* _TASK REQUIREMENTS_
Repeat all of the material exactly as given.

═══ WORKING DATA

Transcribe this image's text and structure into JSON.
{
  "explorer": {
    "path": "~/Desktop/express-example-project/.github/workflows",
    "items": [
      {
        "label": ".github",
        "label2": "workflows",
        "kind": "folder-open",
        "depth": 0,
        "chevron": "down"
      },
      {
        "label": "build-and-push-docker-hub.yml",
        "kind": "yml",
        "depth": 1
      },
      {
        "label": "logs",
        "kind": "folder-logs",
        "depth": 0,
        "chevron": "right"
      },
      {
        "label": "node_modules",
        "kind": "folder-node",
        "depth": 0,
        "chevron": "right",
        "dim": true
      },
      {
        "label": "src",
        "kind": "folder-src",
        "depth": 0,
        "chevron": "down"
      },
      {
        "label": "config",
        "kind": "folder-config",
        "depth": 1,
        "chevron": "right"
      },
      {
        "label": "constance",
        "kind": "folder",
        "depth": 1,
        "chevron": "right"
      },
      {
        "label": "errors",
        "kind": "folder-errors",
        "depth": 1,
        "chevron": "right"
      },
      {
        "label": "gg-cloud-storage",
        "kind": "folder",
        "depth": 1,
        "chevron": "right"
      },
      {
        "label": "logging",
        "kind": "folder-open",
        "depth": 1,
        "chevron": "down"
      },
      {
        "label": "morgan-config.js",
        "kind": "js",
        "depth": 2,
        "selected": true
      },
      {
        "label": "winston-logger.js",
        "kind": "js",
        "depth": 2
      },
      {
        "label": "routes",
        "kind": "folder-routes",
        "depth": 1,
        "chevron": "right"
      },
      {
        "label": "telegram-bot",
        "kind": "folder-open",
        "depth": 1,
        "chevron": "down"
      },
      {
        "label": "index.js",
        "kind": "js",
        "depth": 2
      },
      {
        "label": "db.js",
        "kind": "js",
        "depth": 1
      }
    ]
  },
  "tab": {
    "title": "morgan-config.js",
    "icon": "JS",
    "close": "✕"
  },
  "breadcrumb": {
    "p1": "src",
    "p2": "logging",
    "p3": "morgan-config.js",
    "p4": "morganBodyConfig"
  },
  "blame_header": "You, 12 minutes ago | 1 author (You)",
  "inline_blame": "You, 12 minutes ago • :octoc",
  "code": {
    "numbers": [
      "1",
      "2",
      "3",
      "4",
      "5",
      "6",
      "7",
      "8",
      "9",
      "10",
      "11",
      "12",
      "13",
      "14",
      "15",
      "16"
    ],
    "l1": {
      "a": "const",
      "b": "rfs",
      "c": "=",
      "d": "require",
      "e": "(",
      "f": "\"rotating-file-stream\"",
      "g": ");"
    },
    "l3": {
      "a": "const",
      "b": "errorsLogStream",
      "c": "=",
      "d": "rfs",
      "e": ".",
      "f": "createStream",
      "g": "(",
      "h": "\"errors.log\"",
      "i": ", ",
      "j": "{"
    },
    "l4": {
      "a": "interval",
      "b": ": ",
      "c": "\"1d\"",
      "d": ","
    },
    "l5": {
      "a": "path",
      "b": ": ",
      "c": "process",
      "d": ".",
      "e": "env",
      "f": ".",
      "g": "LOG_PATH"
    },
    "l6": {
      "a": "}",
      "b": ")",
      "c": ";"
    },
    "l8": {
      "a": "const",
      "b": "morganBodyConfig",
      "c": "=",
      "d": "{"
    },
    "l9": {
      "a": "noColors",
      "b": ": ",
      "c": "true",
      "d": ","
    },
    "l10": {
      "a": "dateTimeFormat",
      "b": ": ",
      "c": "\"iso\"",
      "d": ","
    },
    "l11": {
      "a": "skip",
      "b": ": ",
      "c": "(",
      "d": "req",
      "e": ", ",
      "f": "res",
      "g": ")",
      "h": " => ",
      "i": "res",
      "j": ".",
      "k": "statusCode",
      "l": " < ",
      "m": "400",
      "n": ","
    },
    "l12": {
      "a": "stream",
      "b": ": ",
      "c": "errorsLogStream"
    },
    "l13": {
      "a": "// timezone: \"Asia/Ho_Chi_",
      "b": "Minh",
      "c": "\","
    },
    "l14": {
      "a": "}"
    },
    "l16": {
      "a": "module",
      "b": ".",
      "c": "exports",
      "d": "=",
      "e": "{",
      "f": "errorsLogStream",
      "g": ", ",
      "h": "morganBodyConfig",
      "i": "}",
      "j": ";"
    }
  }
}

══════

* _RESULT_
Transcribe this image's text and structure into JSON.
{
  "explorer": {
    "path": "~/Desktop/express-example-project/.github/workflows",
    "items": [
      {
        "label": ".github",
        "label2": "workflows",
        "kind": "folder-open",
        "depth": 0,
        "chevron": "down"
      },
      {
        "label": "build-and-push-docker-hub.yml",
        "kind": "yml",
        "depth": 1
      },
      {
        "label": "logs",
        "kind": "folder-logs",
        "depth": 0,
        "chevron": "right"
      },
      {
        "label": "node_modules",
        "kind": "folder-node",
        "depth": 0,
        "chevron": "right",
        "dim": true
      },
      {
        "label": "src",
        "kind": "folder-src",
        "depth": 0,
        "chevron": "down"
      },
      {
        "label": "config",
        "kind": "folder-config",
        "depth": 1,
        "chevron": "right"
      },
      {
        "label": "constance",
        "kind": "folder",
        "depth": 1,
        "chevron": "right"
      },
      {
        "label": "errors",
        "kind": "folder-errors",
        "depth": 1,
        "chevron": "right"
      },
      {
        "label": "gg-cloud-storage",
        "kind": "folder",
        "depth": 1,
        "chevron": "right"
      },
      {
        "label": "logging",
        "kind": "folder-open",
        "depth": 1,
        "chevron": "down"
      },
      {
        "label": "morgan-config.js",
        "kind": "js",
        "depth": 2,
        "selected": true
      },
      {
        "label": "winston-logger.js",
        "kind": "js",
        "depth": 2
      },
      {
        "label": "routes",
        "kind": "folder-routes",
        "depth": 1,
        "chevron": "right"
      },
      {
        "label": "telegram-bot",
        "kind": "folder-open",
        "depth": 1,
        "chevron": "down"
      },
      {
        "label": "index.js",
        "kind": "js",
        "depth": 2
      },
      {
        "label": "db.js",
        "kind": "js",
        "depth": 1
      }
    ]
  },
  "tab": {
    "title": "morgan-config.js",
    "icon": "JS",
    "close": "✕"
  },
  "breadcrumb": {
    "p1": "src",
    "p2": "logging",
    "p3": "morgan-config.js",
    "p4": "morganBodyConfig"
  },
  "blame_header": "You, 12 minutes ago | 1 author (You)",
  "inline_blame": "You, 12 minutes ago • :octoc",
  "code": {
    "numbers": [
      "1",
      "2",
      "3",
      "4",
      "5",
      "6",
      "7",
      "8",
      "9",
      "10",
      "11",
      "12",
      "13",
      "14",
      "15",
      "16"
    ],
    "l1": {
      "a": "const",
      "b": "rfs",
      "c": "=",
      "d": "require",
      "e": "(",
      "f": "\"rotating-file-stream\"",
      "g": ");"
    },
    "l3": {
      "a": "const",
      "b": "errorsLogStream",
      "c": "=",
      "d": "rfs",
      "e": ".",
      "f": "createStream",
      "g": "(",
      "h": "\"errors.log\"",
      "i": ", ",
      "j": "{"
    },
    "l4": {
      "a": "interval",
      "b": ": ",
      "c": "\"1d\"",
      "d": ","
    },
    "l5": {
      "a": "path",
      "b": ": ",
      "c": "process",
      "d": ".",
      "e": "env",
      "f": ".",
      "g": "LOG_PATH"
    },
    "l6": {
      "a": "}",
      "b": ")",
      "c": ";"
    },
    "l8": {
      "a": "const",
      "b": "morganBodyConfig",
      "c": "=",
      "d": "{"
    },
    "l9": {
      "a": "noColors",
      "b": ": ",
      "c": "true",
      "d": ","
    },
    "l10": {
      "a": "dateTimeFormat",
      "b": ": ",
      "c": "\"iso\"",
      "d": ","
    },
    "l11": {
      "a": "skip",
      "b": ": ",
      "c": "(",
      "d": "req",
      "e": ", ",
      "f": "res",
      "g": ")",
      "h": " => ",
      "i": "res",
      "j": ".",
      "k": "statusCode",
      "l": " < ",
      "m": "400",
      "n": ","
    },
    "l12": {
      "a": "stream",
      "b": ": ",
      "c": "errorsLogStream"
    },
    "l13": {
      "a": "// timezone: \"Asia/Ho_Chi_",
      "b": "Minh",
      "c": "\","
    },
    "l14": {
      "a": "}"
    },
    "l16": {
      "a": "module",
      "b": ".",
      "c": "exports",
      "d": "=",
      "e": "{",
      "f": "errorsLogStream",
      "g": ", ",
      "h": "morganBodyConfig",
      "i": "}",
      "j": ";"
    }
  }
}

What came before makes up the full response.